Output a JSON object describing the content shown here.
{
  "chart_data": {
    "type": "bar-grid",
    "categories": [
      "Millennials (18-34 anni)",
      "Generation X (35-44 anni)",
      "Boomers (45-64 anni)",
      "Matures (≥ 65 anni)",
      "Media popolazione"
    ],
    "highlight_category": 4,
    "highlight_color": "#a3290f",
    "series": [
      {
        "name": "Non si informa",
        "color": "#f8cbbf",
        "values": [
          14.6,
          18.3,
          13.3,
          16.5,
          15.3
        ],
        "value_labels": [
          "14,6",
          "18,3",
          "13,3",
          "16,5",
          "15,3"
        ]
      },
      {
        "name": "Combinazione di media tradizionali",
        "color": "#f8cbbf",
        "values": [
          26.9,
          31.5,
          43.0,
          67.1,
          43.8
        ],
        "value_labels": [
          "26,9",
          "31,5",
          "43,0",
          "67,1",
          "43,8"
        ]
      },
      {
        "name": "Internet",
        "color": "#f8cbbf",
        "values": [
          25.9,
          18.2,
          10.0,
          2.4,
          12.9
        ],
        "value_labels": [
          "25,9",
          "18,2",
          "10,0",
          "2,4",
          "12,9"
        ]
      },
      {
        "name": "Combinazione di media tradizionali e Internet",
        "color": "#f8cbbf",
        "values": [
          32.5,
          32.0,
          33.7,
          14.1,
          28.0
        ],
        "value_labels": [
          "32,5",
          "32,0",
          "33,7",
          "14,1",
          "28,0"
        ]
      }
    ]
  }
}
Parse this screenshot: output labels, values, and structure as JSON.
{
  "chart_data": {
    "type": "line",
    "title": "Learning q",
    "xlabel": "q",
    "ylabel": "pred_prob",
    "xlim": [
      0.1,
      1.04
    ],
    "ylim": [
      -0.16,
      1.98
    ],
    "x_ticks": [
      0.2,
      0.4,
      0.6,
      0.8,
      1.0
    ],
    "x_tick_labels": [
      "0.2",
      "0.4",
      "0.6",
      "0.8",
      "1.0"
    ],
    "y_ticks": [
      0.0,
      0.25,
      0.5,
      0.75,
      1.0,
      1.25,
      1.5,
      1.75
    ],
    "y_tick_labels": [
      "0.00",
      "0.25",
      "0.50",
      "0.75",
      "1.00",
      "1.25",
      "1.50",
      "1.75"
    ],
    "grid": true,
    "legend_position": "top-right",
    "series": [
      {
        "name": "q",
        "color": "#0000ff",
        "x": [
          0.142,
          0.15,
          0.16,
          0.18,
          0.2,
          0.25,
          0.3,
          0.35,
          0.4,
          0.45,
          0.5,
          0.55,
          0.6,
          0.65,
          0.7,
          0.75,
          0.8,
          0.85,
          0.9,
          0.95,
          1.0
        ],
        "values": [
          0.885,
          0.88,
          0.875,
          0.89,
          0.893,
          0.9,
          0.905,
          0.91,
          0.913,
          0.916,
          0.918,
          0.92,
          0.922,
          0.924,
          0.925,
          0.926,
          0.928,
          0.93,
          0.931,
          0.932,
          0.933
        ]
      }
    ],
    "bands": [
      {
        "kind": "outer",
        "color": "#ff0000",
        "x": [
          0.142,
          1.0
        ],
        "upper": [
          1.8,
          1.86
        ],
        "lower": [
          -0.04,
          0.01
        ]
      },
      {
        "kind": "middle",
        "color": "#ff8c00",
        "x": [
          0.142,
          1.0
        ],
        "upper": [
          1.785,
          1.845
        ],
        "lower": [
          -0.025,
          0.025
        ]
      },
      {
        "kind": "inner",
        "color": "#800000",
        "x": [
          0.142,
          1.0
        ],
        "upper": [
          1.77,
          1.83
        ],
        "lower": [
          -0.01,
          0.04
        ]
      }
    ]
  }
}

· · · ·

[SHORT EXERCISE]:
Copy out the whole listing, exactly as written.

[ANSWER TO THE PROBLEM]:
Output a JSON object describing the content shown here.
{
  "chart_data": {
    "type": "bar-grid",
    "categories": [
      "Millennials (18-34 anni)",
      "Generation X (35-44 anni)",
      "Boomers (45-64 anni)",
      "Matures (≥ 65 anni)",
      "Media popolazione"
    ],
    "highlight_category": 4,
    "highlight_color": "#a3290f",
    "series": [
      {
        "name": "Non si informa",
        "color": "#f8cbbf",
        "values": [
          14.6,
          18.3,
          13.3,
          16.5,
          15.3
        ],
        "value_labels": [
          "14,6",
          "18,3",
          "13,3",
          "16,5",
          "15,3"
        ]
      },
      {
        "name": "Combinazione di media tradizionali",
        "color": "#f8cbbf",
        "values": [
          26.9,
          31.5,
          43.0,
          67.1,
          43.8
        ],
        "value_labels": [
          "26,9",
          "31,5",
          "43,0",
          "67,1",
          "43,8"
        ]
      },
      {
        "name": "Internet",
        "color": "#f8cbbf",
        "values": [
          25.9,
          18.2,
          10.0,
          2.4,
          12.9
        ],
        "value_labels": [
          "25,9",
          "18,2",
          "10,0",
          "2,4",
          "12,9"
        ]
      },
      {
        "name": "Combinazione di media tradizionali e Internet",
        "color": "#f8cbbf",
        "values": [
          32.5,
          32.0,
          33.7,
          14.1,
          28.0
        ],
        "value_labels": [
          "32,5",
          "32,0",
          "33,7",
          "14,1",
          "28,0"
        ]
      }
    ]
  }
}
Parse this screenshot: output labels, values, and structure as JSON.
{
  "chart_data": {
    "type": "line",
    "title": "Learning q",
    "xlabel": "q",
    "ylabel": "pred_prob",
    "xlim": [
      0.1,
      1.04
    ],
    "ylim": [
      -0.16,
      1.98
    ],
    "x_ticks": [
      0.2,
      0.4,
      0.6,
      0.8,
      1.0
    ],
    "x_tick_labels": [
      "0.2",
      "0.4",
      "0.6",
      "0.8",
      "1.0"
    ],
    "y_ticks": [
      0.0,
      0.25,
      0.5,
      0.75,
      1.0,
      1.25,
      1.5,
      1.75
    ],
    "y_tick_labels": [
      "0.00",
      "0.25",
      "0.50",
      "0.75",
      "1.00",
      "1.25",
      "1.50",
      "1.75"
    ],
    "grid": true,
    "legend_position": "top-right",
    "series": [
      {
        "name": "q",
        "color": "#0000ff",
        "x": [
          0.142,
          0.15,
          0.16,
          0.18,
          0.2,
          0.25,
          0.3,
          0.35,
          0.4,
          0.45,
          0.5,
          0.55,
          0.6,
          0.65,
          0.7,
          0.75,
          0.8,
          0.85,
          0.9,
          0.95,
          1.0
        ],
        "values": [
          0.885,
          0.88,
          0.875,
          0.89,
          0.893,
          0.9,
          0.905,
          0.91,
          0.913,
          0.916,
          0.918,
          0.92,
          0.922,
          0.924,
          0.925,
          0.926,
          0.928,
          0.93,
          0.931,
          0.932,
          0.933
        ]
      }
    ],
    "bands": [
      {
        "kind": "outer",
        "color": "#ff0000",
        "x": [
          0.142,
          1.0
        ],
        "upper": [
          1.8,
          1.86
        ],
        "lower": [
          -0.04,
          0.01
        ]
      },
      {
        "kind": "middle",
        "color": "#ff8c00",
        "x": [
          0.142,
          1.0
        ],
        "upper": [
          1.785,
          1.845
        ],
        "lower": [
          -0.025,
          0.025
        ]
      },
      {
        "kind": "inner",
        "color": "#800000",
        "x": [
          0.142,
          1.0
        ],
        "upper": [
          1.77,
          1.83
        ],
        "lower": [
          -0.01,
          0.04
        ]
      }
    ]
  }
}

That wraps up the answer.